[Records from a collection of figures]
start

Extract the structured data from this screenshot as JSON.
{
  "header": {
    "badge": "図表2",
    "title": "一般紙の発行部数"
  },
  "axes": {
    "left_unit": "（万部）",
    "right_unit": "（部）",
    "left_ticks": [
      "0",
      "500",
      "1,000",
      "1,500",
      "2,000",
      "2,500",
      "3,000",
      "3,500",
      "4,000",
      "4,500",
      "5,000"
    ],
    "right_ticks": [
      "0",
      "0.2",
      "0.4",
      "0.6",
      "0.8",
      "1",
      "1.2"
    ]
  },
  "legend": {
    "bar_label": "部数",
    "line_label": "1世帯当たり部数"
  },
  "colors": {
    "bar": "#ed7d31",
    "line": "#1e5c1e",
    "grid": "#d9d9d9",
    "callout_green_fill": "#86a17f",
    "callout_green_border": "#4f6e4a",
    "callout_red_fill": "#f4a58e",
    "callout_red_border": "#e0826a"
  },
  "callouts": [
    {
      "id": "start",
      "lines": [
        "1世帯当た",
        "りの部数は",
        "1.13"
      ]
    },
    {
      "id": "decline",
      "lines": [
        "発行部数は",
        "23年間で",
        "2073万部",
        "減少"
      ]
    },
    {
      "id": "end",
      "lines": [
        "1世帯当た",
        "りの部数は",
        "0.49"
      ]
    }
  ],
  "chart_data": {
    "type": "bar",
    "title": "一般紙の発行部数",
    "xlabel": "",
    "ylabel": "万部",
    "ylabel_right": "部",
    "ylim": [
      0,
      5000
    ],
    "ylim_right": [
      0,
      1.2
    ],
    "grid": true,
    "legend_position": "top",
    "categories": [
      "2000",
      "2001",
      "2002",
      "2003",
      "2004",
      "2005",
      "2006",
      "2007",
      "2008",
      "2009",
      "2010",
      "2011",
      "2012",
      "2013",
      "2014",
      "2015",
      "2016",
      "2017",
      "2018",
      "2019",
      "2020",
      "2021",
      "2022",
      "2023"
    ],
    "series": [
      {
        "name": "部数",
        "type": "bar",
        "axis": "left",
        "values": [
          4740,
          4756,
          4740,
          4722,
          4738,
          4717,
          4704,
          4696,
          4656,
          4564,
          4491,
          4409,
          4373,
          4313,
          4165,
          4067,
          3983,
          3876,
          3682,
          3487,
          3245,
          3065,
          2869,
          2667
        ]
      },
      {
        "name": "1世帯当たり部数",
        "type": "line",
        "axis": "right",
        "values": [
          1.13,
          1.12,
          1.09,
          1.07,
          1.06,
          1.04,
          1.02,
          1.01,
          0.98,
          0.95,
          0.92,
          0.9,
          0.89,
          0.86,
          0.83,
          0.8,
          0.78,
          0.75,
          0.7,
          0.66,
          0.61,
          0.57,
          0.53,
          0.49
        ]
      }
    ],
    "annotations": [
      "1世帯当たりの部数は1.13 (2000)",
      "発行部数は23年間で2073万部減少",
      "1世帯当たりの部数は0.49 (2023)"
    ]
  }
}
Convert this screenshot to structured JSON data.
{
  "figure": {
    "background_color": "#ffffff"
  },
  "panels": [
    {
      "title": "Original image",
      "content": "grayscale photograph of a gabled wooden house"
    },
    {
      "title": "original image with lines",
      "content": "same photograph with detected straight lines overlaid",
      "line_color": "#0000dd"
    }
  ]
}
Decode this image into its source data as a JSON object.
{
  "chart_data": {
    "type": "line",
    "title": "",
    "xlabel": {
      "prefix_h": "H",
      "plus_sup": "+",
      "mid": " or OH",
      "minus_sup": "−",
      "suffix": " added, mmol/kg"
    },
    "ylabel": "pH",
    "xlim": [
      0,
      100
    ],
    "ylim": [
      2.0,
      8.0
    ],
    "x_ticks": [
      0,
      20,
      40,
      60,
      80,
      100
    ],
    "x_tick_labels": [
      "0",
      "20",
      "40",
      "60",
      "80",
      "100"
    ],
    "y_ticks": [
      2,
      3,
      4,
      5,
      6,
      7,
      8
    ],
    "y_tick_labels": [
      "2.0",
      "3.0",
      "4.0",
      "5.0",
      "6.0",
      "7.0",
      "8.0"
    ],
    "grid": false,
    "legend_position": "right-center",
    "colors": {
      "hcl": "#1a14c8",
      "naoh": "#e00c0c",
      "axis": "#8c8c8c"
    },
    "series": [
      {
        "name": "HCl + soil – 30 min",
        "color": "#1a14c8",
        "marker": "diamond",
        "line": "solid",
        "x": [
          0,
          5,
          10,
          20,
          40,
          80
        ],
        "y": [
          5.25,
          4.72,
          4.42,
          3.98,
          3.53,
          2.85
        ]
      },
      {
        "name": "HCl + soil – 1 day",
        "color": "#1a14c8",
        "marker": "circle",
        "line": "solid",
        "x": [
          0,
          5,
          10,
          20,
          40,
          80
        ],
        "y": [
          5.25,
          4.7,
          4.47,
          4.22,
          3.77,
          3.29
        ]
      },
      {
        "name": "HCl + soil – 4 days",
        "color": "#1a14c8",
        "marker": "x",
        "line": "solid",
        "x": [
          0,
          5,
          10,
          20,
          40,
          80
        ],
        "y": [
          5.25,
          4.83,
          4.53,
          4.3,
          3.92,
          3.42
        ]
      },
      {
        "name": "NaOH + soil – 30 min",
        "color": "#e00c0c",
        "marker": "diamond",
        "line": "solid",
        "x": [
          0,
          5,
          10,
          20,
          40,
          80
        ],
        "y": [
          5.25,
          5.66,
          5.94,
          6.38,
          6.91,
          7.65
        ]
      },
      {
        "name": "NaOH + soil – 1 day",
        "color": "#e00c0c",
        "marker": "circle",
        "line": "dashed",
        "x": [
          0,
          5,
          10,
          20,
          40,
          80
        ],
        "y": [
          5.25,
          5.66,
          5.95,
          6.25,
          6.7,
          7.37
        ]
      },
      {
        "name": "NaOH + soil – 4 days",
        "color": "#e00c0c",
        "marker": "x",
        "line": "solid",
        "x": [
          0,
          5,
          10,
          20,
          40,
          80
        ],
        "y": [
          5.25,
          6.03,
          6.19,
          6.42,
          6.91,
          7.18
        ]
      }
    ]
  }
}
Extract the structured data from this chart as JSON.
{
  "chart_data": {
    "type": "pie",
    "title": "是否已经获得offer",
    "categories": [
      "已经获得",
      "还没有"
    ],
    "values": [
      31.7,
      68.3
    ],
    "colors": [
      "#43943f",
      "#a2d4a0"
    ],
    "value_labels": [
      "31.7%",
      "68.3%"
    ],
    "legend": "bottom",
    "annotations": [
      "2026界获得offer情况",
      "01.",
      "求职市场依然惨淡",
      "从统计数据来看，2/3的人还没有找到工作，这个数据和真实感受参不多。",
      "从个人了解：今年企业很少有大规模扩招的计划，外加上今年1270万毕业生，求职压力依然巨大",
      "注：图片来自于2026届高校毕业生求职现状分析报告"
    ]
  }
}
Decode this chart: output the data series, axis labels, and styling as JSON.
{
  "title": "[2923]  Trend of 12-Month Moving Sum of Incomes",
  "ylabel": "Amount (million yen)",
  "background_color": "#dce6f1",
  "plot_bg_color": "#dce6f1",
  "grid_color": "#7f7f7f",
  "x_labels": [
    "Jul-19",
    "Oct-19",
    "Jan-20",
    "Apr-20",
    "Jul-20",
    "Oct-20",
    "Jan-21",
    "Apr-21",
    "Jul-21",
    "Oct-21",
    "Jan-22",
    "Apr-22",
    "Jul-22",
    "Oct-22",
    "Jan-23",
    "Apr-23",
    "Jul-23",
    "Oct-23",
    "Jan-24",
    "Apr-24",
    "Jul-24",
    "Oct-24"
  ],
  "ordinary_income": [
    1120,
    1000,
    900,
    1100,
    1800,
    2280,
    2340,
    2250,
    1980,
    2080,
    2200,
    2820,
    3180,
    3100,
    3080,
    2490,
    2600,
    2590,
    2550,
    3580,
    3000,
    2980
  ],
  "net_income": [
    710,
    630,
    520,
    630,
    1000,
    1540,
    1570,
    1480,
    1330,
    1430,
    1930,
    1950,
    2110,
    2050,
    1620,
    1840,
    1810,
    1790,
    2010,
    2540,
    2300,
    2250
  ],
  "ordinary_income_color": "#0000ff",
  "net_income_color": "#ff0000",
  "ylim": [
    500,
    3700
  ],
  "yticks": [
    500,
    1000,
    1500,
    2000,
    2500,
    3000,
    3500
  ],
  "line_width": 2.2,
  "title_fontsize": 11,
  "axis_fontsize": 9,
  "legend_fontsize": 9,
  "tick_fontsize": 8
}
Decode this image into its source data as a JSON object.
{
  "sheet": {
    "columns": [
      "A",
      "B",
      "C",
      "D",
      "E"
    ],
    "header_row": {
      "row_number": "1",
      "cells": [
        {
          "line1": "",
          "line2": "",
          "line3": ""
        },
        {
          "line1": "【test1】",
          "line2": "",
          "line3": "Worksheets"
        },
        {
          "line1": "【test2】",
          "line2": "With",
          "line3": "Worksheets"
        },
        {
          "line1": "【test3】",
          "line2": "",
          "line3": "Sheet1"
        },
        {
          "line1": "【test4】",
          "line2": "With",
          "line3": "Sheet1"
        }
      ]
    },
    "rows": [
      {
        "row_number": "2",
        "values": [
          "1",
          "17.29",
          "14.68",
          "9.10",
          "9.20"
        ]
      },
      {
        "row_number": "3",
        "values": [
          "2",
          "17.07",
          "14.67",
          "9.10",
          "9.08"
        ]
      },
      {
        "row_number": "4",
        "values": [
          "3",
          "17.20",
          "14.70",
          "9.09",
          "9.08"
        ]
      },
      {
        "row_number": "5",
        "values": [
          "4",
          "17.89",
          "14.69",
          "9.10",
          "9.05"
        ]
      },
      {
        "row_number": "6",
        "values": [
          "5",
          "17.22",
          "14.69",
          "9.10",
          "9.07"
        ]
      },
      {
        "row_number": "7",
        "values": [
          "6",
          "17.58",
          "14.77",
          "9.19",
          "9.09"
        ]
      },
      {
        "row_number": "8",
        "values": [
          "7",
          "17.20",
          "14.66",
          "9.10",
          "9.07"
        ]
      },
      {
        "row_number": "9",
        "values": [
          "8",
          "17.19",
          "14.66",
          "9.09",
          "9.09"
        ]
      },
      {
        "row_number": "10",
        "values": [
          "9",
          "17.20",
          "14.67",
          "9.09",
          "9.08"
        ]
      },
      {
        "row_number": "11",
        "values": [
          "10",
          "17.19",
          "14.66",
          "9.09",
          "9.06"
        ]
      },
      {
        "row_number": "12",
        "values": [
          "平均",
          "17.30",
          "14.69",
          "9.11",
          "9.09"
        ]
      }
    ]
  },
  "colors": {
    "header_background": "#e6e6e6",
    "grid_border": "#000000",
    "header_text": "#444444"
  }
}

end

▸ **Work instructions**
Scan the records above, count the lines with "this" in them, and give only the number.

▸ **Response to the task**
6